### YOUR INSTRUCTIONS:
Wherever "library" appears in a line, copy that line.

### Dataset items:
□ □ □
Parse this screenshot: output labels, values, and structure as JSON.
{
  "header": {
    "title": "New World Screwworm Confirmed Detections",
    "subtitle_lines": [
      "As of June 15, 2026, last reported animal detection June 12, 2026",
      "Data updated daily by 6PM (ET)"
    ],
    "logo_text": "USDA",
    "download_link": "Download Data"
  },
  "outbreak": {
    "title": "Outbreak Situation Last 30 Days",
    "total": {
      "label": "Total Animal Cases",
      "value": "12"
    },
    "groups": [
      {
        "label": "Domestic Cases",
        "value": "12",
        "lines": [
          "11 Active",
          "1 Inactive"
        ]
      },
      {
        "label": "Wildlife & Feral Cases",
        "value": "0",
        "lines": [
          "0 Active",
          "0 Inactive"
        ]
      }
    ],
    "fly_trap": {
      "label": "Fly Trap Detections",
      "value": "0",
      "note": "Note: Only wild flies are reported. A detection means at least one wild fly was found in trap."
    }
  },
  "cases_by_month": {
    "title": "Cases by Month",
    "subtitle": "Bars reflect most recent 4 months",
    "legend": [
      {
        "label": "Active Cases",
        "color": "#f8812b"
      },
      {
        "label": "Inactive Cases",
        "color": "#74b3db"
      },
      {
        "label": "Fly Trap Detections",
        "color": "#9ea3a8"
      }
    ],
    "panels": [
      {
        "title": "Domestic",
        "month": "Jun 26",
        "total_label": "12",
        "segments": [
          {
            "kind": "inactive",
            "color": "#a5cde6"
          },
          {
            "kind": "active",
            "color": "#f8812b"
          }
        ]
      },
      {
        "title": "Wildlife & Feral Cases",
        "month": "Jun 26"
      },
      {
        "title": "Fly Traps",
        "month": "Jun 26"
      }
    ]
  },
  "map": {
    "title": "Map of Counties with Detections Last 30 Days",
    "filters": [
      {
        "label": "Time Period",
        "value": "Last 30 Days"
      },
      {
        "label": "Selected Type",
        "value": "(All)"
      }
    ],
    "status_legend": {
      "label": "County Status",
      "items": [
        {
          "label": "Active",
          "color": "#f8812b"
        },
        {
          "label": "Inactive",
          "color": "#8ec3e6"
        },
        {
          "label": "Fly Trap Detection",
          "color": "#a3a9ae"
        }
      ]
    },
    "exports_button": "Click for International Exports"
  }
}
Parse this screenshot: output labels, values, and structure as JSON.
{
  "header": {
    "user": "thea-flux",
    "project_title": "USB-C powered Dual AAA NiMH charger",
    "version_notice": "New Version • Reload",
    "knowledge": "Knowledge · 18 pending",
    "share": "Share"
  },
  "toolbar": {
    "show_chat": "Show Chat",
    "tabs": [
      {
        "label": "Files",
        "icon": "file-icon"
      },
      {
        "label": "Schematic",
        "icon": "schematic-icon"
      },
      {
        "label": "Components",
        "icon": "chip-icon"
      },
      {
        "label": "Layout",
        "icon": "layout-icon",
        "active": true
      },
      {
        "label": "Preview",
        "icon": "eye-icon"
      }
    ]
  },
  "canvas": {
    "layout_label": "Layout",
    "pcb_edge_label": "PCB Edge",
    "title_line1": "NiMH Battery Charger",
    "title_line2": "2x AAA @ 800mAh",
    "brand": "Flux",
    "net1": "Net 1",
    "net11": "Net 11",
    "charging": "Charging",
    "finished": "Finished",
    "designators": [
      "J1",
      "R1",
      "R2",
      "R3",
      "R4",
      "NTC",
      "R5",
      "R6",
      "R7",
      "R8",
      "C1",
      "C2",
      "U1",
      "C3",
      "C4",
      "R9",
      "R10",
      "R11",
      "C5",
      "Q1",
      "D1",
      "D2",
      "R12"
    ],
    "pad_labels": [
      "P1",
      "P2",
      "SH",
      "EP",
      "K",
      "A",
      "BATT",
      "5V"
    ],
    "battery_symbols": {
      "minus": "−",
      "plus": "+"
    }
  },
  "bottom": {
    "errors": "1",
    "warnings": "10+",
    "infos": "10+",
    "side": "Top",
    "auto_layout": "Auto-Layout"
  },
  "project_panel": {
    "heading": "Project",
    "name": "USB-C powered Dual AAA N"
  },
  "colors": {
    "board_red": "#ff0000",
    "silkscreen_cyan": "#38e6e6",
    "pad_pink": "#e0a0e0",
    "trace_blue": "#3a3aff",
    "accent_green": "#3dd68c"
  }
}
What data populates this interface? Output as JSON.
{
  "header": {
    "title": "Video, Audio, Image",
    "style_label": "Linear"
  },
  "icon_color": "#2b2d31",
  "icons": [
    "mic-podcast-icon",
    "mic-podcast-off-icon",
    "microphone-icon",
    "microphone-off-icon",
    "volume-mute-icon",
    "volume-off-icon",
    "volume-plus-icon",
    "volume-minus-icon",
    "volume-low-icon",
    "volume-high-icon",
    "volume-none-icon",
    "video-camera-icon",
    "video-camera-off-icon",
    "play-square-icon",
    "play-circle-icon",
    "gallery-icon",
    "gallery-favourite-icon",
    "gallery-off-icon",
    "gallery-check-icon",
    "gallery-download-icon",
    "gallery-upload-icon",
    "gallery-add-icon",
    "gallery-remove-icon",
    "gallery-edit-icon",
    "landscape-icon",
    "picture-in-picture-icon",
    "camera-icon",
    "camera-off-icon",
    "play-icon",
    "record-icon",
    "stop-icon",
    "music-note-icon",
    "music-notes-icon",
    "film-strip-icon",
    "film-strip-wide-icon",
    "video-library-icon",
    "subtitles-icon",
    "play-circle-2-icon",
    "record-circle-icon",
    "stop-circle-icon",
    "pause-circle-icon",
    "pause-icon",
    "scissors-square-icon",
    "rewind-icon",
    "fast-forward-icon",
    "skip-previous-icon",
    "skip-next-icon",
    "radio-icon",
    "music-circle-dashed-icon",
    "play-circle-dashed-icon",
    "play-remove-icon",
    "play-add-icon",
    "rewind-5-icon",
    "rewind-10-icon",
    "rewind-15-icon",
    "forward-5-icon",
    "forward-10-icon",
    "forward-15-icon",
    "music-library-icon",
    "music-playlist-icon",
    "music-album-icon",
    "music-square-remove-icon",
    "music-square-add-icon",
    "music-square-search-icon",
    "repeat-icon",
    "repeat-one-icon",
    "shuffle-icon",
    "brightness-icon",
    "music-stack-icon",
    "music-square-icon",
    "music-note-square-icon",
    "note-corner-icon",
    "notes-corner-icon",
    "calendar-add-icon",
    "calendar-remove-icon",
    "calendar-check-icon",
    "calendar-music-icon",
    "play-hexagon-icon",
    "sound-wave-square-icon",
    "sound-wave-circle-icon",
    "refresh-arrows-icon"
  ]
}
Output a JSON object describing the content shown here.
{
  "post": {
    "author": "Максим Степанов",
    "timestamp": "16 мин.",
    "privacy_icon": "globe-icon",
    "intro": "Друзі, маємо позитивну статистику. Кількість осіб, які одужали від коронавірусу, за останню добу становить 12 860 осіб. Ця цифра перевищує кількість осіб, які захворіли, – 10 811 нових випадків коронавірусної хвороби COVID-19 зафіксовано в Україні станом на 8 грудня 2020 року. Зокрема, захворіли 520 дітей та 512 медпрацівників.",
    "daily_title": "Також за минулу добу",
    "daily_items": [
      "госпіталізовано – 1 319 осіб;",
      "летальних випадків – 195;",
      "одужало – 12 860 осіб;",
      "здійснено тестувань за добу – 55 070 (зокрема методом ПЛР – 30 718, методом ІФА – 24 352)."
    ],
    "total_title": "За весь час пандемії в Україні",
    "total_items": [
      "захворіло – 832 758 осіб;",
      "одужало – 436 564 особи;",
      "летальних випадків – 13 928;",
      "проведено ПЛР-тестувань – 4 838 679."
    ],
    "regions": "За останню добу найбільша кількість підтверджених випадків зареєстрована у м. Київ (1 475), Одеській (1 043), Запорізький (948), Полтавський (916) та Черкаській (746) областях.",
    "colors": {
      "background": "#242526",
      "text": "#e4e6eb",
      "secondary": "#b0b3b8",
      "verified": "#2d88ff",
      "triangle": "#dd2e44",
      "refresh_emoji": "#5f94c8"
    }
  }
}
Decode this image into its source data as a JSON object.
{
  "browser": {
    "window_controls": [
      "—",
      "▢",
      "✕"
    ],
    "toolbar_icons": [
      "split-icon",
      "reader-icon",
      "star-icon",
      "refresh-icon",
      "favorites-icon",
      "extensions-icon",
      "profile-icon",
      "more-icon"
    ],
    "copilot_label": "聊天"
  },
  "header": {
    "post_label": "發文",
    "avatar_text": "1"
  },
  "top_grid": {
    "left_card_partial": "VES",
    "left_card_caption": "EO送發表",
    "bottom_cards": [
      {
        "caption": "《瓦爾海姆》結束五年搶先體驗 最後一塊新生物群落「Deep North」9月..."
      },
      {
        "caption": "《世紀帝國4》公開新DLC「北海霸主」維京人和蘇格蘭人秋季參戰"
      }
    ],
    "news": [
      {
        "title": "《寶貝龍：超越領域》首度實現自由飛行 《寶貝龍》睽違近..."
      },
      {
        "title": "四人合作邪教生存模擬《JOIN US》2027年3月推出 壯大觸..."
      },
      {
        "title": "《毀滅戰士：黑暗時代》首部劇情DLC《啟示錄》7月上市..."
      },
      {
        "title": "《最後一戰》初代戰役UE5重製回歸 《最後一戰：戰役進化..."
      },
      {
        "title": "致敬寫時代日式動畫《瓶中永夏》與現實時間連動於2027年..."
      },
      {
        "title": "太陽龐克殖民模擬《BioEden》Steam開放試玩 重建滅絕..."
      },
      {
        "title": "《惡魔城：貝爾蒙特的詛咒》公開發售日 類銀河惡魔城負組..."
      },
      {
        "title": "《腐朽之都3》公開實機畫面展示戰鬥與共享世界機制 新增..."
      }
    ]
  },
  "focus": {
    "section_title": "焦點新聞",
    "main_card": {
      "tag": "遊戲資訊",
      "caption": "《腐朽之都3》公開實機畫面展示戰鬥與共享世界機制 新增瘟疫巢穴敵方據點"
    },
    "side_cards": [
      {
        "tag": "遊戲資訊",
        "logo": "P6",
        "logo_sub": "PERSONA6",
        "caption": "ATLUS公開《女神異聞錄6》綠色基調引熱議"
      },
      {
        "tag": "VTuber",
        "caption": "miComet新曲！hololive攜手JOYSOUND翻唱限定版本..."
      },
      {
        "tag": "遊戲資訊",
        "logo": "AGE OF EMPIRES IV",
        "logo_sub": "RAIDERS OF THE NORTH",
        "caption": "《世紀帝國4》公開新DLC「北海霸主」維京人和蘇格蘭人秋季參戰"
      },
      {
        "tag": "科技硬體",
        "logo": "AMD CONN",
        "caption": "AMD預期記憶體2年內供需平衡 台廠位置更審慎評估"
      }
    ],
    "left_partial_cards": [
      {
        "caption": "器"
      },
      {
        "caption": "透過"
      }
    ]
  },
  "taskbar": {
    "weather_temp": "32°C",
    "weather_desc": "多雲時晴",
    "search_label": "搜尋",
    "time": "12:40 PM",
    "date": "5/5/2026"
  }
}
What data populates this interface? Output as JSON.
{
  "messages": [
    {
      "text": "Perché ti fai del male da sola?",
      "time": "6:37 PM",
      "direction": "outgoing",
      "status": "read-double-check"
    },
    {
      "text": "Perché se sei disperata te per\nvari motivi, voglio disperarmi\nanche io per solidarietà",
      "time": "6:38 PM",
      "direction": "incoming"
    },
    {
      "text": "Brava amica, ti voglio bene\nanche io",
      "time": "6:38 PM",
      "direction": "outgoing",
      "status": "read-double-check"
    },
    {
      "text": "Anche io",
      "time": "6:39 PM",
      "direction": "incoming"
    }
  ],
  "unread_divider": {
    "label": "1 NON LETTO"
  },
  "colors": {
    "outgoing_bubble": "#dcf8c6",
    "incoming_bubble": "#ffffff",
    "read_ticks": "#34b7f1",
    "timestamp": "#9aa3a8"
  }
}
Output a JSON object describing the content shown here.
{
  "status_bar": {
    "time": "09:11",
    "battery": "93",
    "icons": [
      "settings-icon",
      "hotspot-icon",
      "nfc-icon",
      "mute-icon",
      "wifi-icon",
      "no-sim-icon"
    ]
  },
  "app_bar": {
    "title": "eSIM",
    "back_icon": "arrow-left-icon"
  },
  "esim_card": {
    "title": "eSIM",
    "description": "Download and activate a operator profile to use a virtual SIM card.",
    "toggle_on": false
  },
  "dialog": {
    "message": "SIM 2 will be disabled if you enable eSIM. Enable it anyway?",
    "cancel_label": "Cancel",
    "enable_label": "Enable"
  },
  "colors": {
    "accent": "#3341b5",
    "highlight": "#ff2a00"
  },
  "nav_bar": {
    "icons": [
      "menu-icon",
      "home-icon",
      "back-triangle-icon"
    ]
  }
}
□ □ □
### FINISHED TASK:
    "video-library-icon",
    "music-library-icon",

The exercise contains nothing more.